Show every line where "this" occurs.

* Begin DATASET RECORDS *

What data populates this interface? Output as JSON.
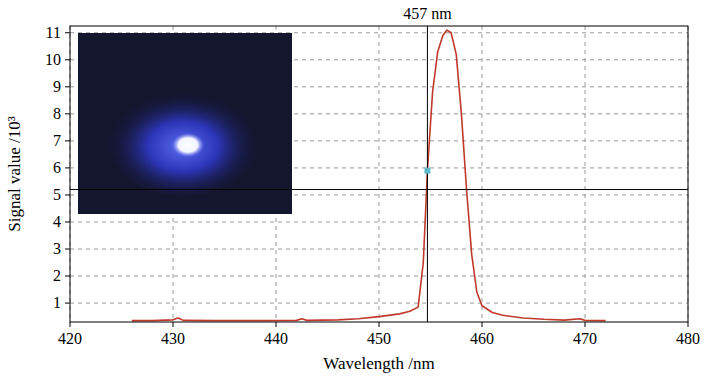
{
  "chart_data": {
    "type": "line",
    "x_label": "Wavelength /nm",
    "y_label": "Signal value /10³",
    "x": [
      426,
      428,
      430,
      430.5,
      431,
      434,
      438,
      442,
      442.5,
      443,
      446,
      448,
      450,
      452,
      453,
      453.8,
      454.3,
      454.7,
      455.2,
      455.7,
      456.2,
      456.6,
      457,
      457.5,
      458,
      458.5,
      459,
      459.5,
      460,
      461,
      462,
      464,
      466,
      468,
      469.5,
      470,
      472
    ],
    "values": [
      0.35,
      0.35,
      0.38,
      0.45,
      0.36,
      0.35,
      0.35,
      0.36,
      0.42,
      0.36,
      0.38,
      0.42,
      0.5,
      0.6,
      0.7,
      0.85,
      2.5,
      5.9,
      8.8,
      10.3,
      10.9,
      11.1,
      11.0,
      10.2,
      8.0,
      5.2,
      2.8,
      1.4,
      0.9,
      0.65,
      0.55,
      0.45,
      0.4,
      0.37,
      0.42,
      0.36,
      0.35
    ],
    "color": "#c0392b",
    "xlim": [
      420,
      480
    ],
    "xticks": [
      420,
      430,
      440,
      450,
      460,
      470,
      480
    ],
    "ylim": [
      0.3,
      11.25
    ],
    "yticks": [
      1,
      2,
      3,
      4,
      5,
      6,
      7,
      8,
      9,
      10,
      11
    ],
    "grid": true,
    "crosshair": {
      "x": 454.7,
      "y": 5.2,
      "point_y": 5.9,
      "label": "457 nm"
    }
  }
}
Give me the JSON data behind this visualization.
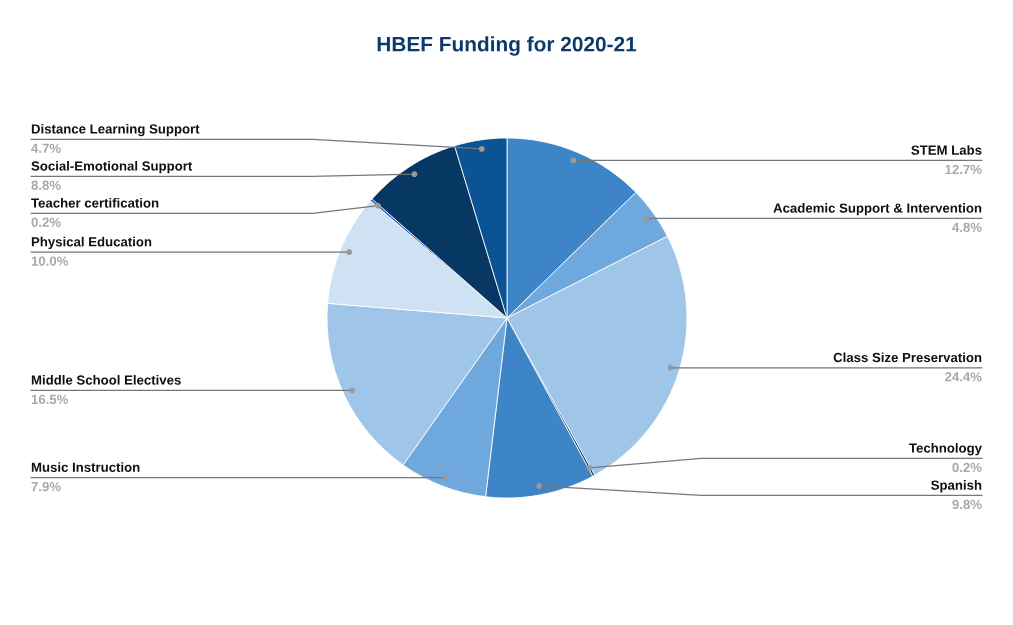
{
  "chart_data": {
    "type": "pie",
    "title": "HBEF Funding for 2020-21",
    "categories": [
      "STEM Labs",
      "Academic Support & Intervention",
      "Class Size Preservation",
      "Technology",
      "Spanish",
      "Music Instruction",
      "Middle School Electives",
      "Physical Education",
      "Teacher certification",
      "Social-Emotional Support",
      "Distance Learning Support"
    ],
    "values": [
      12.7,
      4.8,
      24.4,
      0.2,
      9.8,
      7.9,
      16.5,
      10.0,
      0.2,
      8.8,
      4.7
    ],
    "colors": [
      "#3d85c6",
      "#6fa8dc",
      "#9fc5e8",
      "#073763",
      "#3d85c6",
      "#6fa8dc",
      "#9fc5e8",
      "#cfe2f3",
      "#1155cc",
      "#073763",
      "#0b5394"
    ],
    "value_labels": [
      "12.7%",
      "4.8%",
      "24.4%",
      "0.2%",
      "9.8%",
      "7.9%",
      "16.5%",
      "10.0%",
      "0.2%",
      "8.8%",
      "4.7%"
    ]
  }
}
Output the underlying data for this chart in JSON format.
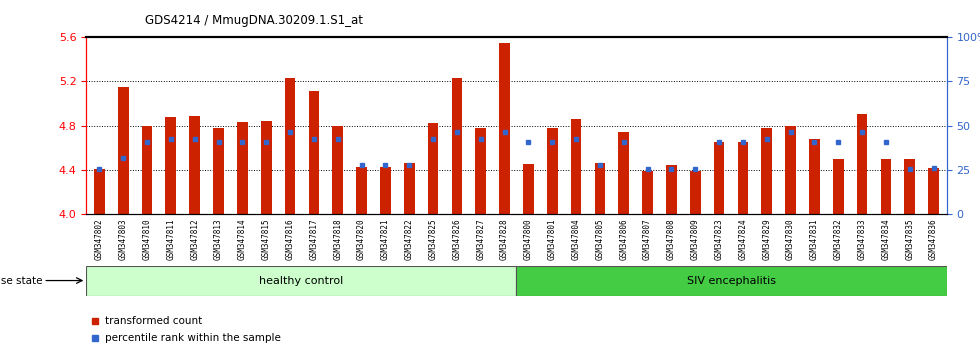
{
  "title": "GDS4214 / MmugDNA.30209.1.S1_at",
  "samples": [
    "GSM347802",
    "GSM347803",
    "GSM347810",
    "GSM347811",
    "GSM347812",
    "GSM347813",
    "GSM347814",
    "GSM347815",
    "GSM347816",
    "GSM347817",
    "GSM347818",
    "GSM347820",
    "GSM347821",
    "GSM347822",
    "GSM347825",
    "GSM347826",
    "GSM347827",
    "GSM347828",
    "GSM347800",
    "GSM347801",
    "GSM347804",
    "GSM347805",
    "GSM347806",
    "GSM347807",
    "GSM347808",
    "GSM347809",
    "GSM347823",
    "GSM347824",
    "GSM347829",
    "GSM347830",
    "GSM347831",
    "GSM347832",
    "GSM347833",
    "GSM347834",
    "GSM347835",
    "GSM347836"
  ],
  "bar_values": [
    4.41,
    5.15,
    4.8,
    4.88,
    4.89,
    4.78,
    4.83,
    4.84,
    5.23,
    5.11,
    4.8,
    4.43,
    4.43,
    4.46,
    4.82,
    5.23,
    4.78,
    5.55,
    4.45,
    4.78,
    4.86,
    4.46,
    4.74,
    4.39,
    4.44,
    4.39,
    4.65,
    4.65,
    4.78,
    4.8,
    4.68,
    4.5,
    4.91,
    4.5,
    4.5,
    4.42
  ],
  "percentile_values": [
    4.41,
    4.51,
    4.65,
    4.68,
    4.68,
    4.65,
    4.65,
    4.65,
    4.74,
    4.68,
    4.68,
    4.44,
    4.44,
    4.44,
    4.68,
    4.74,
    4.68,
    4.74,
    4.65,
    4.65,
    4.68,
    4.44,
    4.65,
    4.41,
    4.41,
    4.41,
    4.65,
    4.65,
    4.68,
    4.74,
    4.65,
    4.65,
    4.74,
    4.65,
    4.41,
    4.42
  ],
  "healthy_count": 18,
  "ymin": 4.0,
  "ymax": 5.6,
  "yticks_left": [
    4.0,
    4.4,
    4.8,
    5.2,
    5.6
  ],
  "yticks_right_vals": [
    0,
    25,
    50,
    75,
    100
  ],
  "yticks_right_labels": [
    "0",
    "25",
    "50",
    "75",
    "100%"
  ],
  "bar_color": "#cc2200",
  "percentile_color": "#3366cc",
  "healthy_color": "#ccffcc",
  "siv_color": "#44cc44",
  "group_labels": [
    "healthy control",
    "SIV encephalitis"
  ],
  "legend_labels": [
    "transformed count",
    "percentile rank within the sample"
  ]
}
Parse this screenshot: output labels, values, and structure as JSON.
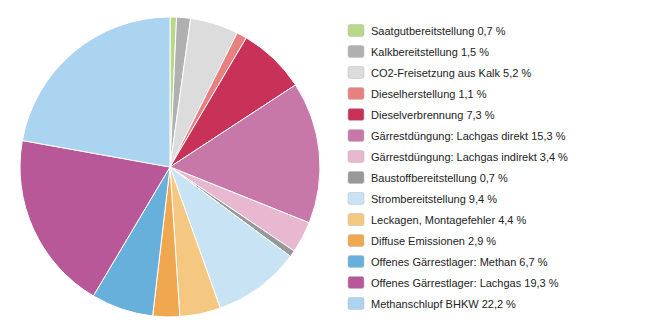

* End DATASET RECORDS *

TASK OUTPUT:
What data populates this interface? Output as JSON.
Give me the JSON data behind this visualization.
Output the underlying data for this chart in JSON format.
Parse this screenshot: output labels, values, and structure as JSON.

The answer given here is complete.